• _DATA EXCERPTS_
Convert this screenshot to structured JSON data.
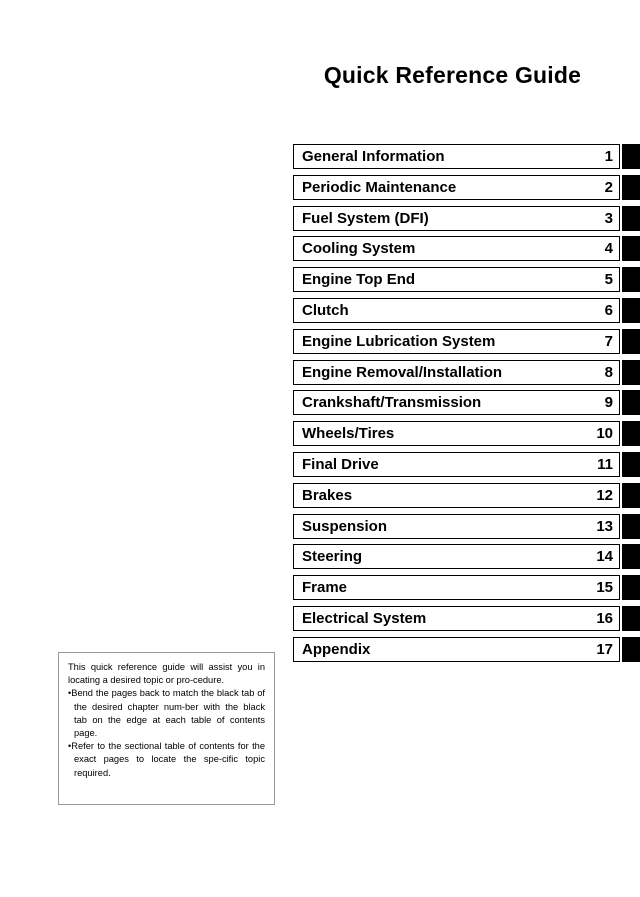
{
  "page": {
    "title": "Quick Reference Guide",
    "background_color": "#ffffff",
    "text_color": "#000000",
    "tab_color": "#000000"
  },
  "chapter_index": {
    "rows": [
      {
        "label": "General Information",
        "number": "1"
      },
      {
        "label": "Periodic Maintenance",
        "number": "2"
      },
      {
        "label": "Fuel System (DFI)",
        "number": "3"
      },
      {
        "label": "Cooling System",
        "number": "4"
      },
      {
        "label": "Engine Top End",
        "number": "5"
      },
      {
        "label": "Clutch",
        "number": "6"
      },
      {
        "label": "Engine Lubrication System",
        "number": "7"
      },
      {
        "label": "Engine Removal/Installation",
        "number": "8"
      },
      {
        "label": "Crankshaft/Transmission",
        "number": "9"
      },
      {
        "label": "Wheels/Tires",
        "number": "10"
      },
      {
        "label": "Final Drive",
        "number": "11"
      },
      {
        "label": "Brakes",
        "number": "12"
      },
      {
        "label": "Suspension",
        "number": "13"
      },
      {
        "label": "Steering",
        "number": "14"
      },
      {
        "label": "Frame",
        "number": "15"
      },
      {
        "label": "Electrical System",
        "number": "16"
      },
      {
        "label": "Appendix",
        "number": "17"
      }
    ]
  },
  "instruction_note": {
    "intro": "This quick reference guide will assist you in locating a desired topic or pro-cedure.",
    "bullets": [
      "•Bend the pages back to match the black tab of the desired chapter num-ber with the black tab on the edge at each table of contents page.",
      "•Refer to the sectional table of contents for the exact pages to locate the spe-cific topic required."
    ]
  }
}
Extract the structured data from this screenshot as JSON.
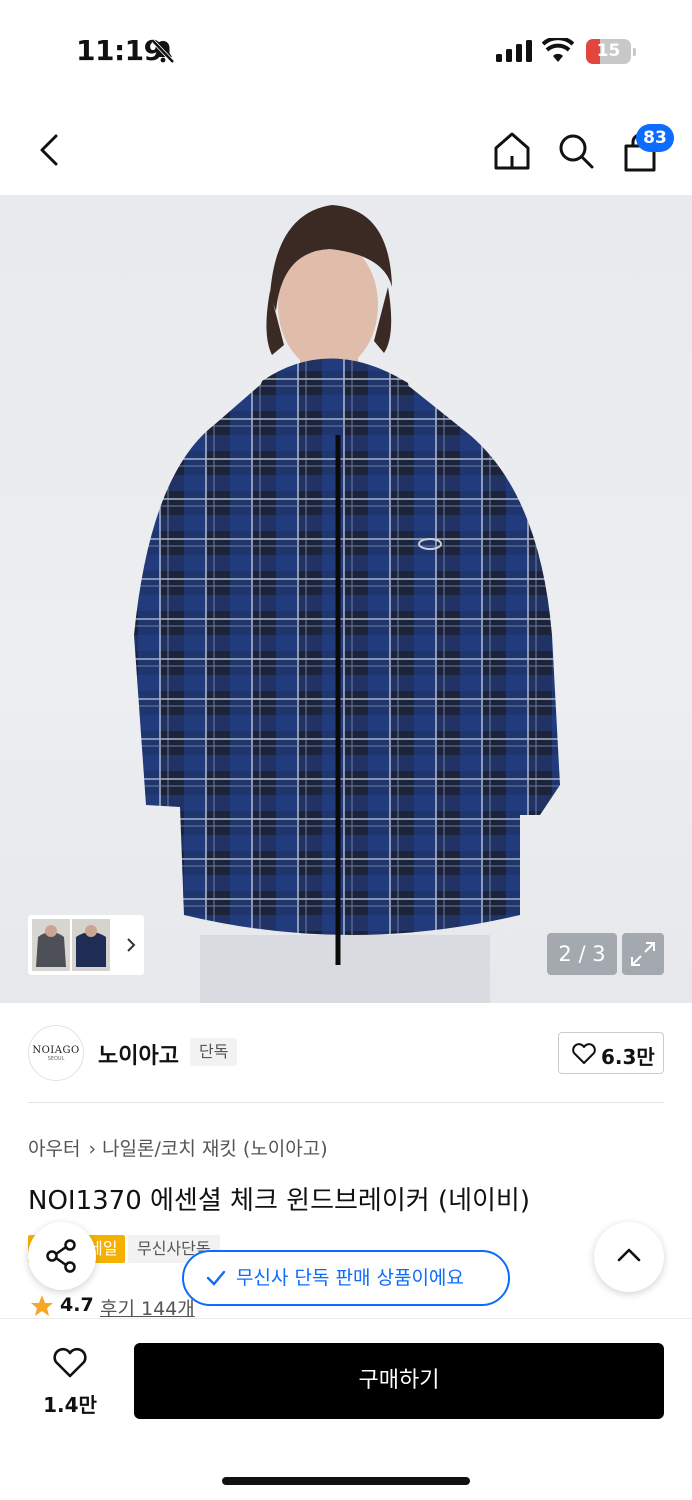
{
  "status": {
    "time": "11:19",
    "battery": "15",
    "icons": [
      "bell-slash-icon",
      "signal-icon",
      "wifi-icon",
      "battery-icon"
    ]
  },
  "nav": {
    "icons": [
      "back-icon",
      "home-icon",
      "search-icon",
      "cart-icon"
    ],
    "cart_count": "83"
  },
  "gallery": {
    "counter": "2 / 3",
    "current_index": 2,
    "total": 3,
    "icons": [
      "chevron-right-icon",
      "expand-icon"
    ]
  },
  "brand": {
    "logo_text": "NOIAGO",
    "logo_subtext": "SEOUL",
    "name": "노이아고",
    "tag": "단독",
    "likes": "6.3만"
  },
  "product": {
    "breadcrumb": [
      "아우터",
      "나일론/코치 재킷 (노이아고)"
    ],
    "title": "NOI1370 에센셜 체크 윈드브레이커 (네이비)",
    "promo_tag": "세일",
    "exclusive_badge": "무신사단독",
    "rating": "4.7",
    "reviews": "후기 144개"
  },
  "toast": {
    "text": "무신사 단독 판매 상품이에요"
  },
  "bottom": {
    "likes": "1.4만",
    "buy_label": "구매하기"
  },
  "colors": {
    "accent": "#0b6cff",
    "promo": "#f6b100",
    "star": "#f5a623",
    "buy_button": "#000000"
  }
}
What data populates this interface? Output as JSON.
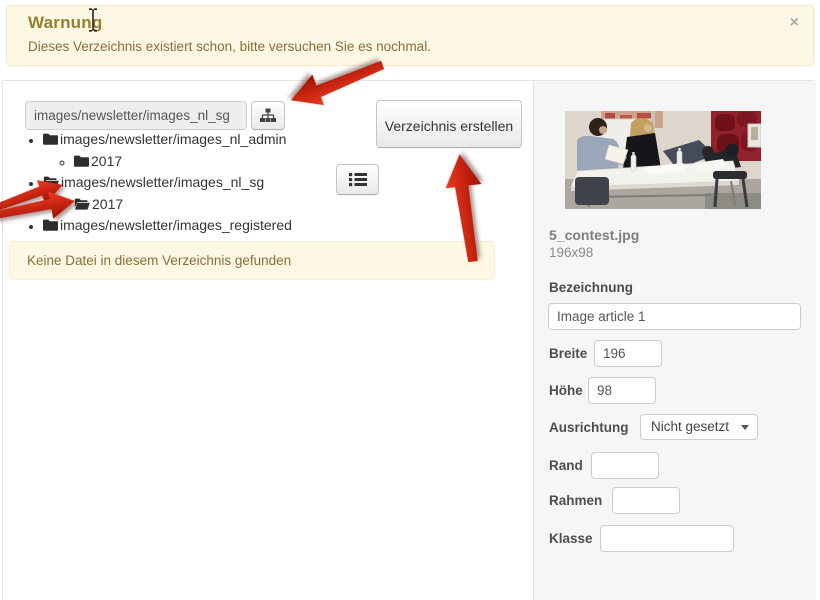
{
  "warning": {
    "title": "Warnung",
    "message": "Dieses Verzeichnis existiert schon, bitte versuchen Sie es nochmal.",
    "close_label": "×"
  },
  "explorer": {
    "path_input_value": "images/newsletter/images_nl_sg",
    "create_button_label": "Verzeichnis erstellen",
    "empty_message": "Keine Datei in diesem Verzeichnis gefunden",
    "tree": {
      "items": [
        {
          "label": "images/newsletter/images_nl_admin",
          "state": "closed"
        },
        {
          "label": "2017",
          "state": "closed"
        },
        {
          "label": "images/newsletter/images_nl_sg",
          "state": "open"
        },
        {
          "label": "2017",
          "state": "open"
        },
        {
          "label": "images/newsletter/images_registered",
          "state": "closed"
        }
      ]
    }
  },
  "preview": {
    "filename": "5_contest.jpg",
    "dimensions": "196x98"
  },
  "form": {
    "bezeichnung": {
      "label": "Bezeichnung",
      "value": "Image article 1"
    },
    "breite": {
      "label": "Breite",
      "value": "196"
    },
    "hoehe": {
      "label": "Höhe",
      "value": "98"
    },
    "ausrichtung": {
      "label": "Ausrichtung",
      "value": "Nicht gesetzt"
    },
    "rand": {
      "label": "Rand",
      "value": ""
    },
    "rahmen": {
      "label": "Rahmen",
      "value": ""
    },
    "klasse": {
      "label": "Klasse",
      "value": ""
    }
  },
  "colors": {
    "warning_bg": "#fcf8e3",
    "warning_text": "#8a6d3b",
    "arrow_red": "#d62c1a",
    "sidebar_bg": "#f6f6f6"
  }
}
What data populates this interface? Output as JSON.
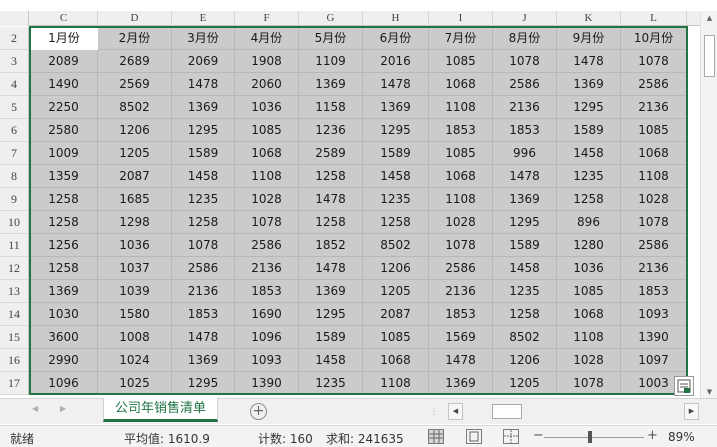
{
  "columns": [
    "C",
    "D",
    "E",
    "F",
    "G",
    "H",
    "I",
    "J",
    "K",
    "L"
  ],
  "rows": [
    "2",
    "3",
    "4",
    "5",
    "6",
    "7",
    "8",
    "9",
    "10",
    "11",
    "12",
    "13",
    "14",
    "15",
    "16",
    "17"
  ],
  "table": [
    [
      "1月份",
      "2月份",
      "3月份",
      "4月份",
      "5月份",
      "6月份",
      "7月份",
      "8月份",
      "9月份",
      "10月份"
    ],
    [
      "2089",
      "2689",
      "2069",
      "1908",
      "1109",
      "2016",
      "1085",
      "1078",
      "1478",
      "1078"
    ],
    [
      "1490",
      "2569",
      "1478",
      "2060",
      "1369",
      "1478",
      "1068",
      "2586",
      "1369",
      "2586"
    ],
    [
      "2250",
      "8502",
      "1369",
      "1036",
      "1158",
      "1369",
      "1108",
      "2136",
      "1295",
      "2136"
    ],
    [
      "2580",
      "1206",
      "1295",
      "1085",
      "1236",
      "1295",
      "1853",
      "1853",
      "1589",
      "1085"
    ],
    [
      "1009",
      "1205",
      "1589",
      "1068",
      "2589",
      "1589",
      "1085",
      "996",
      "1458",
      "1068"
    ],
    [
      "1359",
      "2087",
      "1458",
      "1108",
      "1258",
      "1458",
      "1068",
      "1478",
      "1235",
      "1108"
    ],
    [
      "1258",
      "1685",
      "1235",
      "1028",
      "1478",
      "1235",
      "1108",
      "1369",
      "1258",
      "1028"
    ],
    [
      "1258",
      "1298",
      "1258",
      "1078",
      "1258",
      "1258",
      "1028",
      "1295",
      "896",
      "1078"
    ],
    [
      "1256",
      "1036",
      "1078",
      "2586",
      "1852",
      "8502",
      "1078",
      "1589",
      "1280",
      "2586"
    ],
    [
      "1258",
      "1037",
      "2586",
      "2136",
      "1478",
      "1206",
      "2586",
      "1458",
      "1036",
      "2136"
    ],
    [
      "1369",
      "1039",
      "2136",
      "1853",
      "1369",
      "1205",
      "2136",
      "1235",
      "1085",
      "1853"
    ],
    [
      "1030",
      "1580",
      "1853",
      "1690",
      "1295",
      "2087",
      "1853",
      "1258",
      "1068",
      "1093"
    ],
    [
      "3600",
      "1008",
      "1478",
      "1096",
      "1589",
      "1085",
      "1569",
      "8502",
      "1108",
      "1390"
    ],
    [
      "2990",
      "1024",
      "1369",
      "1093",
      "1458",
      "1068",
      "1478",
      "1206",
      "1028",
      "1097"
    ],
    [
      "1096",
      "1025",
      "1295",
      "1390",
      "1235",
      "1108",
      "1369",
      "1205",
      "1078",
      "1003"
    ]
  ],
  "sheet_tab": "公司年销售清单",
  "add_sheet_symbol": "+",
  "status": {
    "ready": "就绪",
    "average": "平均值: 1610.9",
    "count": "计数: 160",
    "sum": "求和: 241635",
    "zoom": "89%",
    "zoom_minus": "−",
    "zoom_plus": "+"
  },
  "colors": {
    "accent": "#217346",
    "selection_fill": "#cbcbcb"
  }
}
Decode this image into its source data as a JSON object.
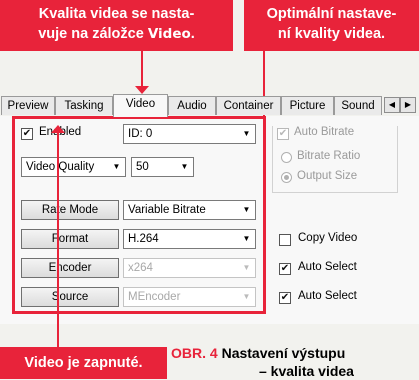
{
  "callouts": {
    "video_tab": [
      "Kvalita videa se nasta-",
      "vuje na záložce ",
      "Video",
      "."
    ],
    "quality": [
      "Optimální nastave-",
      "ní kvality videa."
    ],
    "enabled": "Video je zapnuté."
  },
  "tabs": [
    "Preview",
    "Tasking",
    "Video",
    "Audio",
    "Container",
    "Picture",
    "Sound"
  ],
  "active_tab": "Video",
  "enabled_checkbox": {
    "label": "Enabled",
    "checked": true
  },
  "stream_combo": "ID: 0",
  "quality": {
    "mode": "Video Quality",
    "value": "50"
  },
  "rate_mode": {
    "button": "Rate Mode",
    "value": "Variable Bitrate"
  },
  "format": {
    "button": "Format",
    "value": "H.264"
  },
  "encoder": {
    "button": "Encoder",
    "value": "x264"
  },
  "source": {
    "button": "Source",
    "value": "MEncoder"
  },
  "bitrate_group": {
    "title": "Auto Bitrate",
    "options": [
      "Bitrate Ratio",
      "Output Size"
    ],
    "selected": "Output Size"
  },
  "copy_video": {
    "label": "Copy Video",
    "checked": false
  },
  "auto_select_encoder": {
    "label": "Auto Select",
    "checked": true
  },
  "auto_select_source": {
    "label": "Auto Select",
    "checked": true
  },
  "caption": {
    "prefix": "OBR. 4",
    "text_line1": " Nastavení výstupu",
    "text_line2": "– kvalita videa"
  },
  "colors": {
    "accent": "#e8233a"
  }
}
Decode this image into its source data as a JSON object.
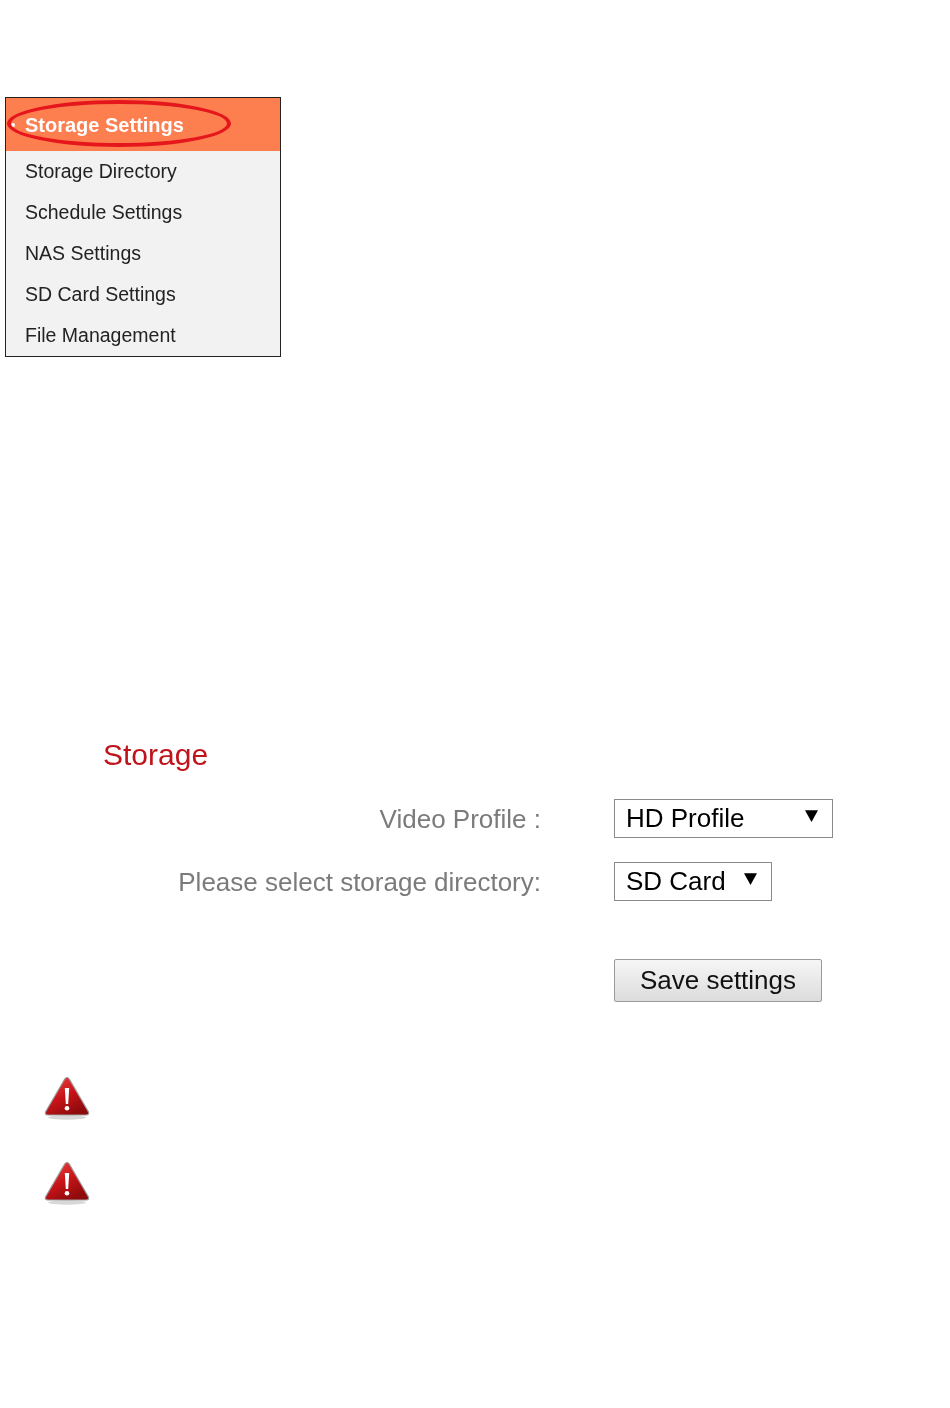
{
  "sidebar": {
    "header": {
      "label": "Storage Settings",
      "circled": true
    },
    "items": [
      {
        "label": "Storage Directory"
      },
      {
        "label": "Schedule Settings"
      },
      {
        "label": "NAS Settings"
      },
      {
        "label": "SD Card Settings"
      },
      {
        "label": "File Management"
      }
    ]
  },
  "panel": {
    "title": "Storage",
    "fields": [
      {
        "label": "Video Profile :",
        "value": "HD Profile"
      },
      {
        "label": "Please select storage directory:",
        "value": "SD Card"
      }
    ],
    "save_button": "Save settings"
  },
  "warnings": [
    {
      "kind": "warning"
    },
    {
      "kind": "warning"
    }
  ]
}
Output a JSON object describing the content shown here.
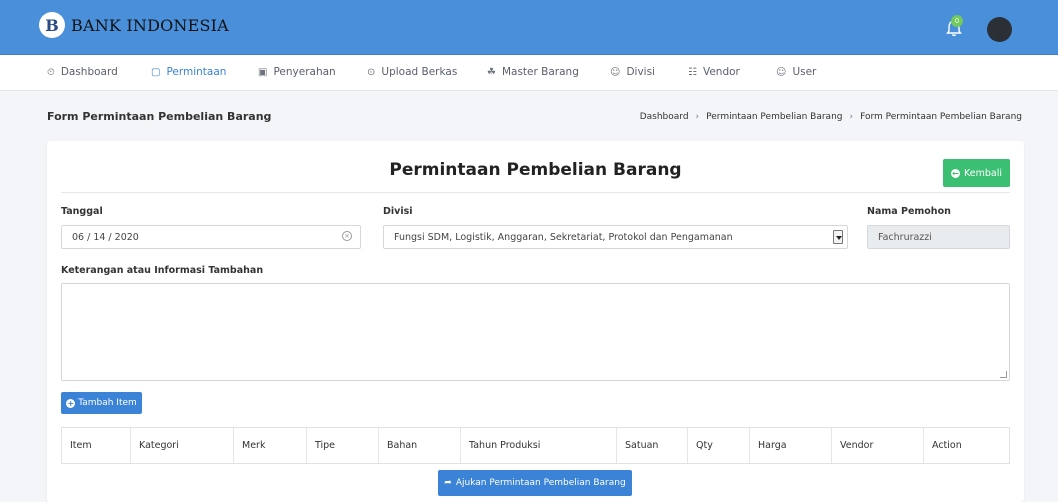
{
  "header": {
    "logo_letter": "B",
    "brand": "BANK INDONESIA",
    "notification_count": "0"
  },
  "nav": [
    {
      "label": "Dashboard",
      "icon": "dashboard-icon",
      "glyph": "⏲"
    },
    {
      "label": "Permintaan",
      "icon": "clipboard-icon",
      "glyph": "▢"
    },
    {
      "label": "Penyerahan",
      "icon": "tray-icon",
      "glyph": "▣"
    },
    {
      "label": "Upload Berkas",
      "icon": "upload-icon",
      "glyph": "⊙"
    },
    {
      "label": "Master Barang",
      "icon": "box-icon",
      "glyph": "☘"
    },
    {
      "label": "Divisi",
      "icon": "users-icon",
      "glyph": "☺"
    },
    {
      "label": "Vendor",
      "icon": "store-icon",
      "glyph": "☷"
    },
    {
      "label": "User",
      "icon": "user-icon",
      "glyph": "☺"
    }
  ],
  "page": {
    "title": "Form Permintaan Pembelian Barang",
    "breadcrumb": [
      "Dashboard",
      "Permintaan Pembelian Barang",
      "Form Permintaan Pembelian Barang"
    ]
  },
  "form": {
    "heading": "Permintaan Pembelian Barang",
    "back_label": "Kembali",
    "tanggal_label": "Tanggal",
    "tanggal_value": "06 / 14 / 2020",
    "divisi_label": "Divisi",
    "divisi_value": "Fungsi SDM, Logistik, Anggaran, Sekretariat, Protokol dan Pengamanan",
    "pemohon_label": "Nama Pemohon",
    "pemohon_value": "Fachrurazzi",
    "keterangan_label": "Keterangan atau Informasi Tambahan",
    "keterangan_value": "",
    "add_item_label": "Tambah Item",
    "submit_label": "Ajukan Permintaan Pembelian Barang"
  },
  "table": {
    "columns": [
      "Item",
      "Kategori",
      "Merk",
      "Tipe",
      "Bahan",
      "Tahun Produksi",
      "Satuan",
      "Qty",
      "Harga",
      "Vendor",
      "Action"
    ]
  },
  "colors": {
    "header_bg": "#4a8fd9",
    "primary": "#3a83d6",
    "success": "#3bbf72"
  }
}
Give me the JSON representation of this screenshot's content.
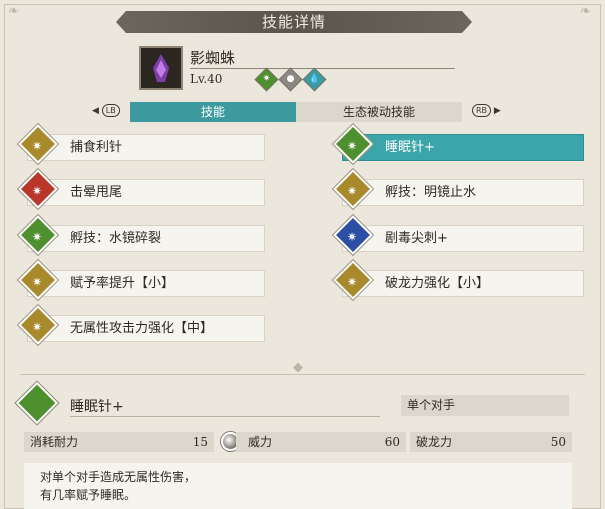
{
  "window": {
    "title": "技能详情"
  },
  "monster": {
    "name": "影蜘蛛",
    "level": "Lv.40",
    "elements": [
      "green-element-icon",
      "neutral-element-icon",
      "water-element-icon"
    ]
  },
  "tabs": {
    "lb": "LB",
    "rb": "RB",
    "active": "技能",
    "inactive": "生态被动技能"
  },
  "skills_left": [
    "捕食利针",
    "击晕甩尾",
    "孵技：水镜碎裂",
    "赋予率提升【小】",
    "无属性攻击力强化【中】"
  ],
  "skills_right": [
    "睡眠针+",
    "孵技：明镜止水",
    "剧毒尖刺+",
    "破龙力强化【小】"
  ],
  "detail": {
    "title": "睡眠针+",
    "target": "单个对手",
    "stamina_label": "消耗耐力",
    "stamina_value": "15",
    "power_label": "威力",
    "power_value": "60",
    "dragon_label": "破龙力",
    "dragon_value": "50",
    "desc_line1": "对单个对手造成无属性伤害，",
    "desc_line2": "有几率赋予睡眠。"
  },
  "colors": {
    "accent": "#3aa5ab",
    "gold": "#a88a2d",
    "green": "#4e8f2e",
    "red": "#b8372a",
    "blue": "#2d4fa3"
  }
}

• _STATED GOAL_
Among the lines of the material above, how many include the string "accent"? Report only that number.

• _SOLVED EXERCISE_
4